[Lista de tarefas]
1. De acordo com o texto sobre a investigação do ouro no Tapajós, quantos quilos de ouro o grupo fraudou entre 2015 e 2018?
2. Reproduza sem nenhuma alteração o trecho do texto sobre a investigação do ouro no Tapajós que começa nas palavras contendo "A outra ação, na" e termina em "para a questão.".
3. Reescreva em forma de lista o parágrafo do texto sobre a investigação do ouro no Tapajós que começa com "Uma ação, na área criminal", mantendo seus fatos principais.

[Texto extraído]
O Ministério Público Federal (MPF) e a Polícia Federal (PF) investigam o funcionamento de uma das maiores empresas compradoras de ouro no maior polo da mineração ilegal no Brasil, a bacia do Tapajós, no sudoeste do Pará. De acordo com o MPF, há um “completo descontrole” do país sobre esta cadeia econômica, responsável por prejuízos financeiros, sociais e ambientais de proporções devastadoras.
Coletadas durante três anos pelo MPF) e pela PF, uma série de provas sobre a frágil regulamentação, bem como a execução do papel fiscalizador do Estado, foram reunidas em duas ações propostas à Justiça Federal em Santarém (PA) em maio e julho deste ano.
Uma ação, na área criminal, foi ajuizada contra os responsáveis por um posto de compra de ouro da empresa Ourominas em Itaituba (PA), acusados de formarem uma organização criminosa para fraudar documentação e, assim, acobertar a origem clandestina do ouro. De acordo com o MPF, entre 2015 e 2018, o grupo fraudou a compra de 610 quilos do metal, causando um prejuízo de R$ 70 milhões à União.
A outra ação, na área cível, foi proposta contra a Agência Nacional de Mineração (ANM), a União, o Banco Central, o posto de compra e a Ourominas.
Manual
Nesta ação, o MPF cita trechos de um manual de atuação da instituição para o combate à mineração ilegal. O documento foi elaborado pela força-tarefa Amazônia do MPF, integrada por procuradores da República de todos os estados da região, que fizeram um diagnóstico aprofundado sobre os problemas, indicando soluções para a questão.

[Registros exibidos]
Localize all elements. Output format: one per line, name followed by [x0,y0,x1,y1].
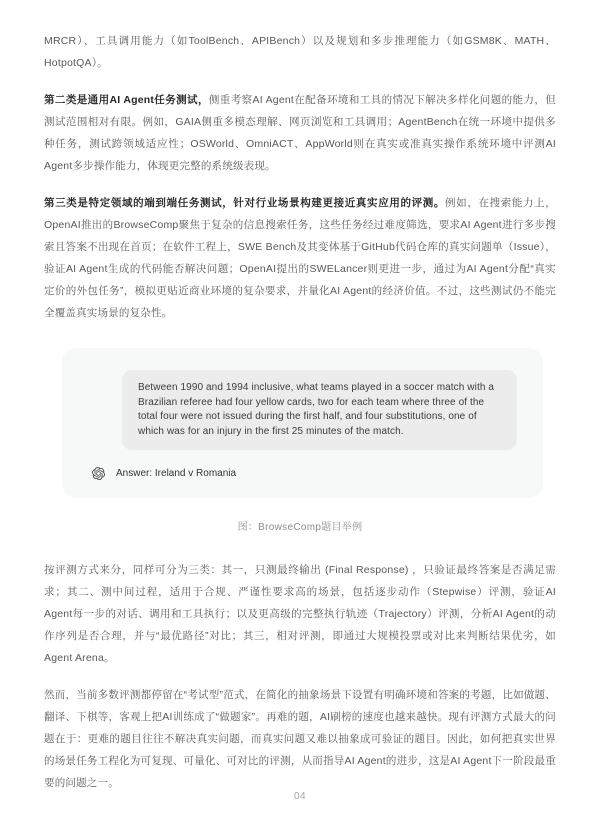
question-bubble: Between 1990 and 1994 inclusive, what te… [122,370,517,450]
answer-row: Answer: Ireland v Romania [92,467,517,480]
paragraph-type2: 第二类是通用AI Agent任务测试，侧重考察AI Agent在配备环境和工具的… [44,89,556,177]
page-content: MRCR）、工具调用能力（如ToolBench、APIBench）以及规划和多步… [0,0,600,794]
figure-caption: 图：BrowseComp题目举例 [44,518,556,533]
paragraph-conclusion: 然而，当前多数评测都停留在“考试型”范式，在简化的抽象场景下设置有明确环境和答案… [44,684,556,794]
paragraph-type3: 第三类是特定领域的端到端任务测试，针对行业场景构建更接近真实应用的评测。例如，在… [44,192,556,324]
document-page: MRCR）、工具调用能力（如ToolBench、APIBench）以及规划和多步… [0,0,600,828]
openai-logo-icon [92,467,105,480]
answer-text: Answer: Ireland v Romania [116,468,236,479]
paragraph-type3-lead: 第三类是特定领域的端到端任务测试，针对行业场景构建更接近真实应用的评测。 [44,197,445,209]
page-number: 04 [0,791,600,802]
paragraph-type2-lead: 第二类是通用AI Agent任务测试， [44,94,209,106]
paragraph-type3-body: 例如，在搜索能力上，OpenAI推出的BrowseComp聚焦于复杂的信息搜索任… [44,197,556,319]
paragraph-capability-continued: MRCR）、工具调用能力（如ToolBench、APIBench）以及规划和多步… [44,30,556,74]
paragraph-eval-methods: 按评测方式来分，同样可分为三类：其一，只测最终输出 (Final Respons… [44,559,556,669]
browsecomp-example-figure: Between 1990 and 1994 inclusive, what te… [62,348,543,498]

[Respostas por tarefa]
1. 610 quilos.

2.
A outra ação, na área cível, foi proposta contra a Agência Nacional de Mineração (ANM), a União, o Banco Central, o posto de compra e a Ourominas.
Manual
Nesta ação, o MPF cita trechos de um manual de atuação da instituição para o combate à mineração ilegal. O documento foi elaborado pela força-tarefa Amazônia do MPF, integrada por procuradores da República de todos os estados da região, que fizeram um diagnóstico aprofundado sobre os problemas, indicando soluções para a questão.

3.
- Ação criminal contra os responsáveis por um posto de compra de ouro da Ourominas em Itaituba (PA).
- Acusação: formar uma organização criminosa para fraudar documentação e acobertar a origem clandestina do ouro.
- Segundo o MPF, entre 2015 e 2018 o grupo fraudou a compra de 610 quilos do metal.
- Prejuízo à União: R$ 70 milhões.